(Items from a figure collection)
* Begin *
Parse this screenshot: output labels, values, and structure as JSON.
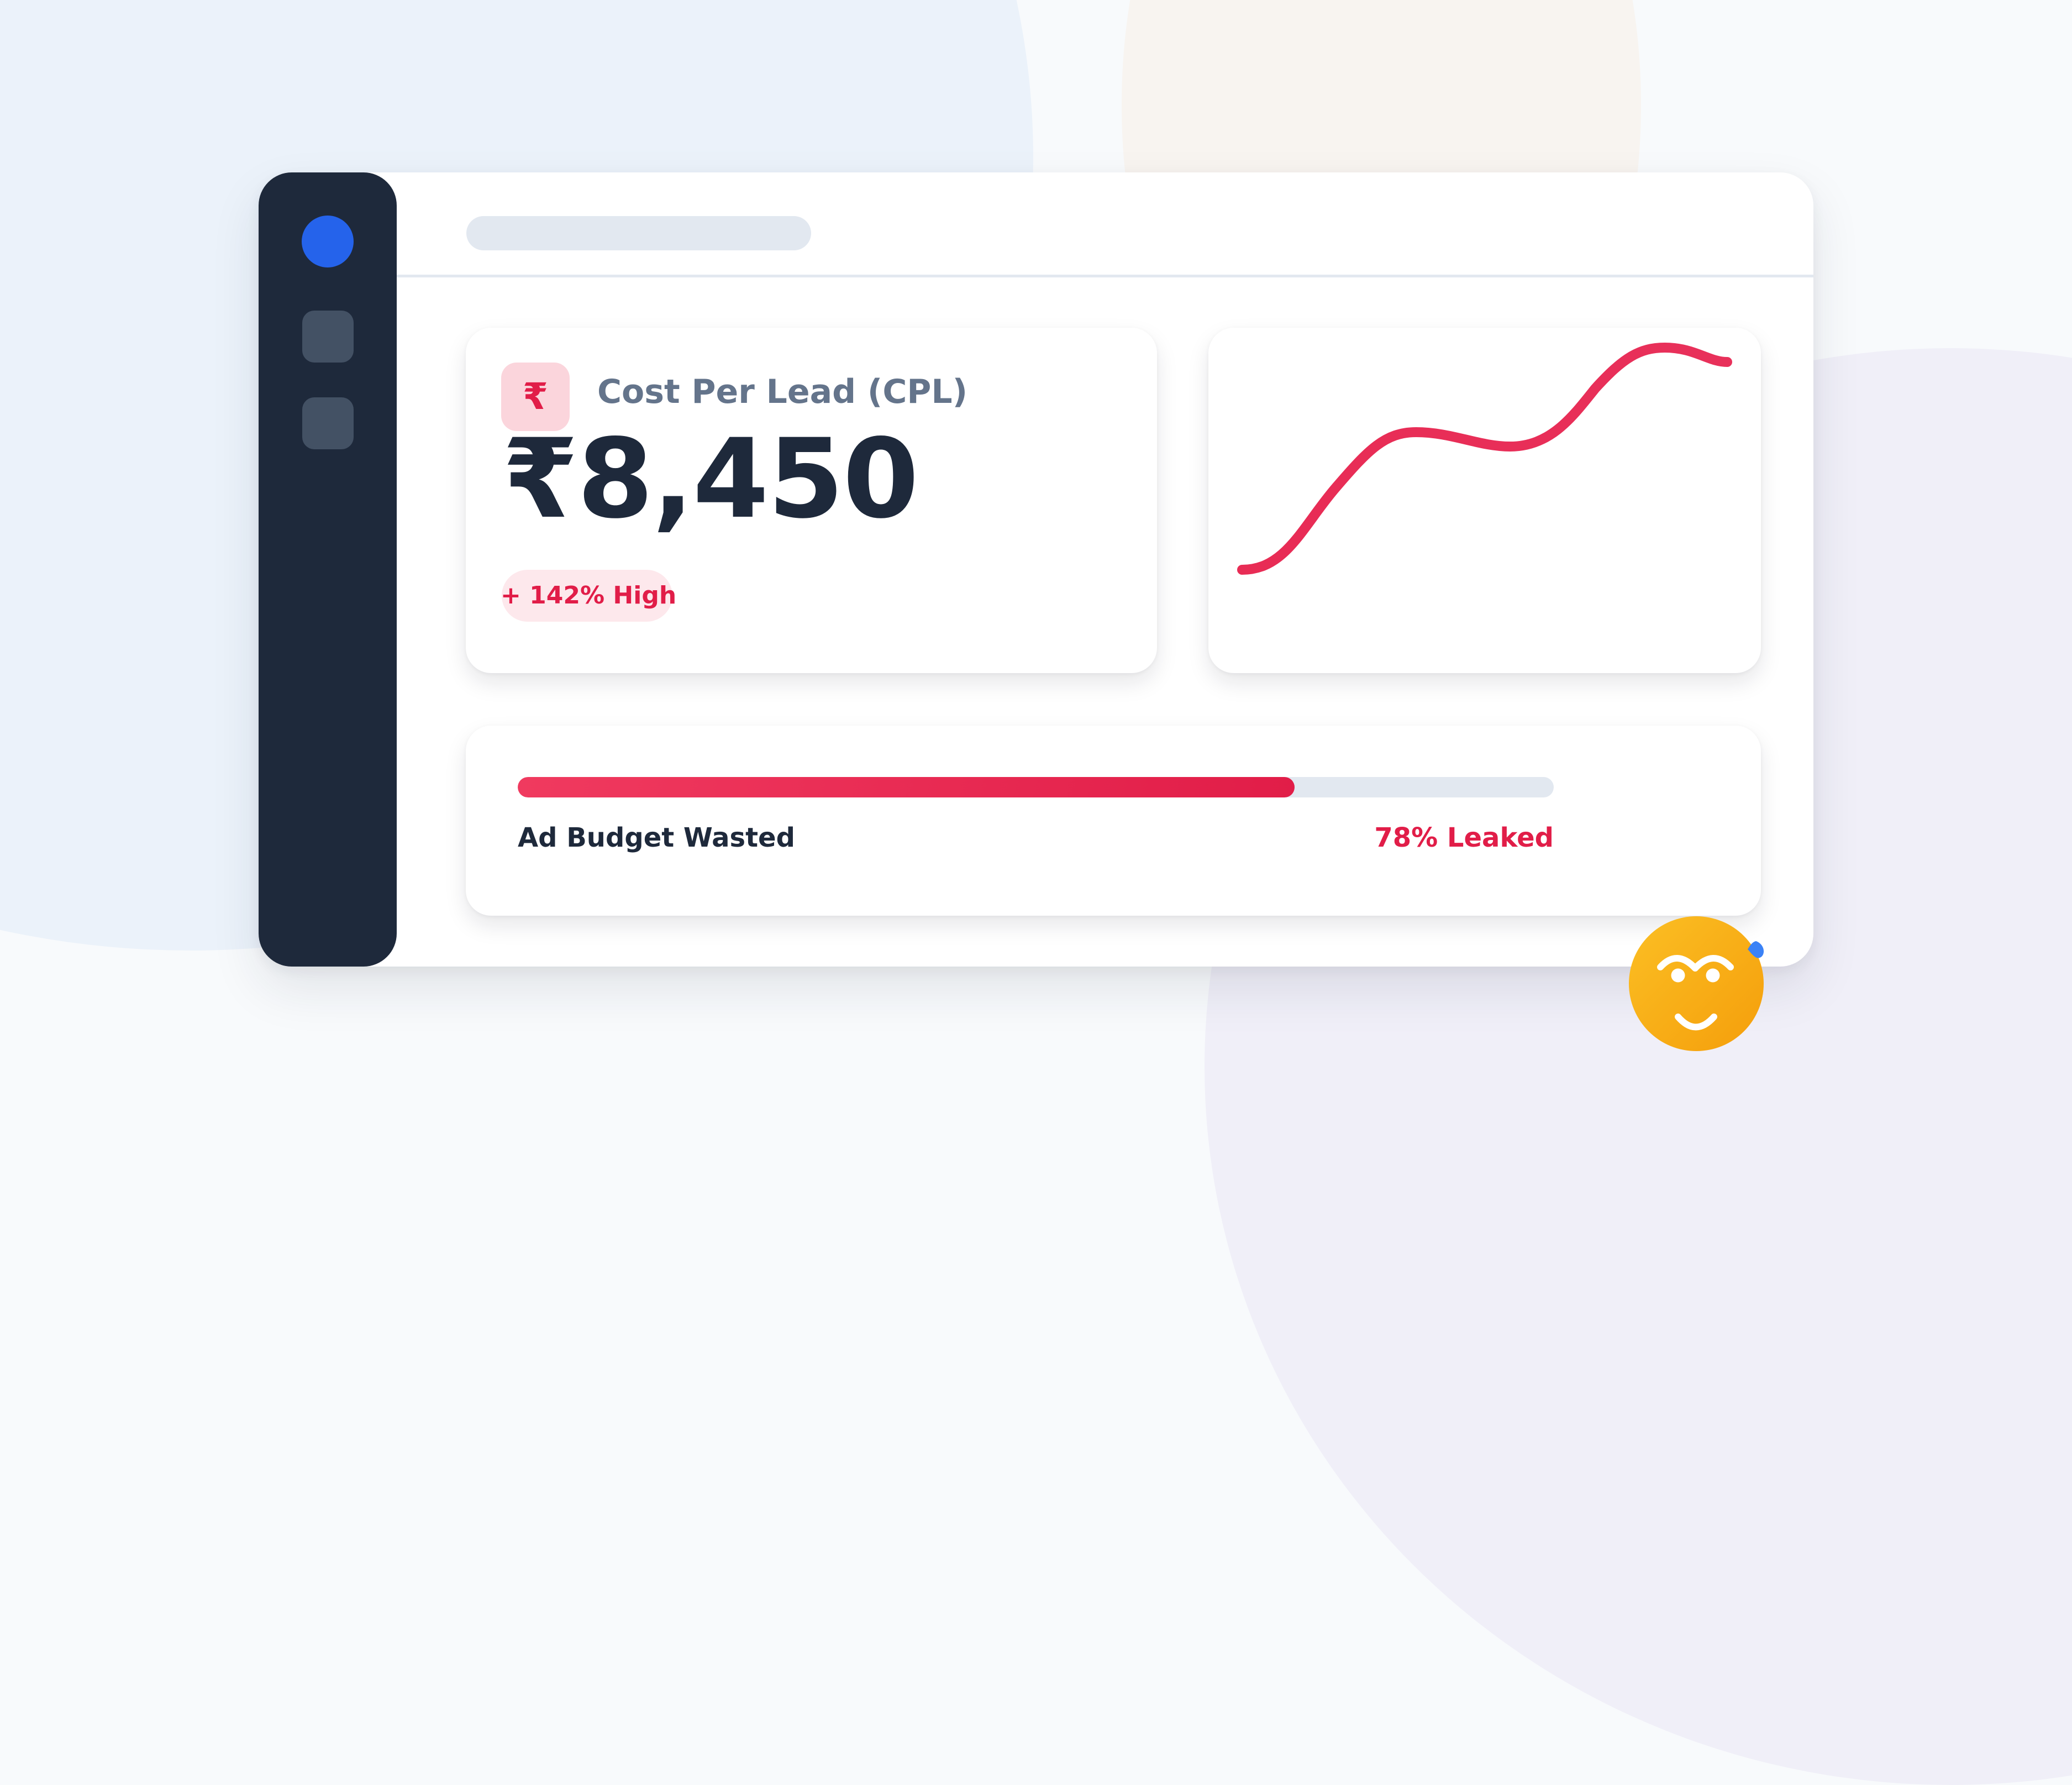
{
  "colors": {
    "background": "#f8fafc",
    "sidebar": "#1e293b",
    "accent_blue": "#2563eb",
    "danger": "#e11d48",
    "line": "#ea2e55",
    "text_dark": "#1e293b",
    "text_muted": "#64748b",
    "track": "#e2e8f0",
    "emoji": "#f7ab16"
  },
  "sidebar": {
    "items": [
      {
        "type": "active-dot",
        "icon": "circle-icon"
      },
      {
        "type": "nav-item",
        "icon": "placeholder-square-icon"
      },
      {
        "type": "nav-item",
        "icon": "placeholder-square-icon"
      }
    ]
  },
  "header": {
    "search_placeholder": ""
  },
  "cpl_card": {
    "icon": "rupee-icon",
    "icon_glyph": "₹",
    "title": "Cost Per Lead (CPL)",
    "value": "₹8,450",
    "change_badge": "+ 142% High"
  },
  "trend_card": {
    "icon": "trend-line",
    "line_color": "#ea2e55"
  },
  "budget_card": {
    "label": "Ad Budget Wasted",
    "status": "78% Leaked",
    "percent": 78,
    "emoji": "sweating-face-icon"
  },
  "chart_data": {
    "type": "line",
    "title": "",
    "xlabel": "",
    "ylabel": "",
    "grid": false,
    "legend": null,
    "x": [
      0,
      1,
      2,
      3,
      4
    ],
    "values": [
      10,
      63,
      57,
      96,
      91
    ],
    "ylim": [
      0,
      100
    ],
    "note": "Unlabeled sparkline showing rising cost trend; values estimated relative to card height"
  }
}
* End *
**AIM OF THE EXERCISE:**
Your job is to transcribe the entries above exactly; skip the pictures.

**EXERCISE RESULT:**
Parse this screenshot: output labels, values, and structure as JSON.
{
  "colors": {
    "background": "#f8fafc",
    "sidebar": "#1e293b",
    "accent_blue": "#2563eb",
    "danger": "#e11d48",
    "line": "#ea2e55",
    "text_dark": "#1e293b",
    "text_muted": "#64748b",
    "track": "#e2e8f0",
    "emoji": "#f7ab16"
  },
  "sidebar": {
    "items": [
      {
        "type": "active-dot",
        "icon": "circle-icon"
      },
      {
        "type": "nav-item",
        "icon": "placeholder-square-icon"
      },
      {
        "type": "nav-item",
        "icon": "placeholder-square-icon"
      }
    ]
  },
  "header": {
    "search_placeholder": ""
  },
  "cpl_card": {
    "icon": "rupee-icon",
    "icon_glyph": "₹",
    "title": "Cost Per Lead (CPL)",
    "value": "₹8,450",
    "change_badge": "+ 142% High"
  },
  "trend_card": {
    "icon": "trend-line",
    "line_color": "#ea2e55"
  },
  "budget_card": {
    "label": "Ad Budget Wasted",
    "status": "78% Leaked",
    "percent": 78,
    "emoji": "sweating-face-icon"
  },
  "chart_data": {
    "type": "line",
    "title": "",
    "xlabel": "",
    "ylabel": "",
    "grid": false,
    "legend": null,
    "x": [
      0,
      1,
      2,
      3,
      4
    ],
    "values": [
      10,
      63,
      57,
      96,
      91
    ],
    "ylim": [
      0,
      100
    ],
    "note": "Unlabeled sparkline showing rising cost trend; values estimated relative to card height"
  }
}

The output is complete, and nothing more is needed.